- Work to do:
Copy the data below exactly.

- Information shown:

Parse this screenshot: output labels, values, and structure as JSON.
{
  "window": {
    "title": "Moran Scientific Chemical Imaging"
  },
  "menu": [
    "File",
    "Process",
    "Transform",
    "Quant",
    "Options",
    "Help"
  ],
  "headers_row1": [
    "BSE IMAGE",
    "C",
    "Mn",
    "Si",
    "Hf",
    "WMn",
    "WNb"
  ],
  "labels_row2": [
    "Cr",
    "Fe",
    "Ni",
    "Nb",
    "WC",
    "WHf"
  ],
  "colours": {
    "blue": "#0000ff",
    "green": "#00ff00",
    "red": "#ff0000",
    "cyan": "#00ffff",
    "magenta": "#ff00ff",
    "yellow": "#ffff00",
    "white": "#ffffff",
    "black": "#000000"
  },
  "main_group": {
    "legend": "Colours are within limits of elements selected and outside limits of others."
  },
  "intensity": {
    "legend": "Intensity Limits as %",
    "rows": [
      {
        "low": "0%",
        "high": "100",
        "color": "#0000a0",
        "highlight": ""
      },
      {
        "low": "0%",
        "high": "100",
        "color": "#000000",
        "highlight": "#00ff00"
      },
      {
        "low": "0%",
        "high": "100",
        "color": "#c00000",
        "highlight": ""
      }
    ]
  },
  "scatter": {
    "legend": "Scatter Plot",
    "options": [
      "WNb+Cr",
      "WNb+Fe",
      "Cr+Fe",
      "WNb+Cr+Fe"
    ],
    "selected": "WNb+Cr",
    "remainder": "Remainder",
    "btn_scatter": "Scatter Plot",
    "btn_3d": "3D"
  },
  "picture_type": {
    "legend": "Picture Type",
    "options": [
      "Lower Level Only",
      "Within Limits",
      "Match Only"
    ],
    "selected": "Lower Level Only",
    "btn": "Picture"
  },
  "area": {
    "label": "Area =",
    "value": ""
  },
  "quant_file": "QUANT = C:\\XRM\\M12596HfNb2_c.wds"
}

- Written solution:
Parse this screenshot: output labels, values, and structure as JSON.
{
  "window": {
    "title": "Moran Scientific Chemical Imaging"
  },
  "menu": [
    "File",
    "Process",
    "Transform",
    "Quant",
    "Options",
    "Help"
  ],
  "headers_row1": [
    "BSE IMAGE",
    "C",
    "Mn",
    "Si",
    "Hf",
    "WMn",
    "WNb"
  ],
  "labels_row2": [
    "Cr",
    "Fe",
    "Ni",
    "Nb",
    "WC",
    "WHf"
  ],
  "colours": {
    "blue": "#0000ff",
    "green": "#00ff00",
    "red": "#ff0000",
    "cyan": "#00ffff",
    "magenta": "#ff00ff",
    "yellow": "#ffff00",
    "white": "#ffffff",
    "black": "#000000"
  },
  "main_group": {
    "legend": "Colours are within limits of elements selected and outside limits of others."
  },
  "intensity": {
    "legend": "Intensity Limits as %",
    "rows": [
      {
        "low": "0%",
        "high": "100",
        "color": "#0000a0",
        "highlight": ""
      },
      {
        "low": "0%",
        "high": "100",
        "color": "#000000",
        "highlight": "#00ff00"
      },
      {
        "low": "0%",
        "high": "100",
        "color": "#c00000",
        "highlight": ""
      }
    ]
  },
  "scatter": {
    "legend": "Scatter Plot",
    "options": [
      "WNb+Cr",
      "WNb+Fe",
      "Cr+Fe",
      "WNb+Cr+Fe"
    ],
    "selected": "WNb+Cr",
    "remainder": "Remainder",
    "btn_scatter": "Scatter Plot",
    "btn_3d": "3D"
  },
  "picture_type": {
    "legend": "Picture Type",
    "options": [
      "Lower Level Only",
      "Within Limits",
      "Match Only"
    ],
    "selected": "Lower Level Only",
    "btn": "Picture"
  },
  "area": {
    "label": "Area =",
    "value": ""
  },
  "quant_file": "QUANT = C:\\XRM\\M12596HfNb2_c.wds"
}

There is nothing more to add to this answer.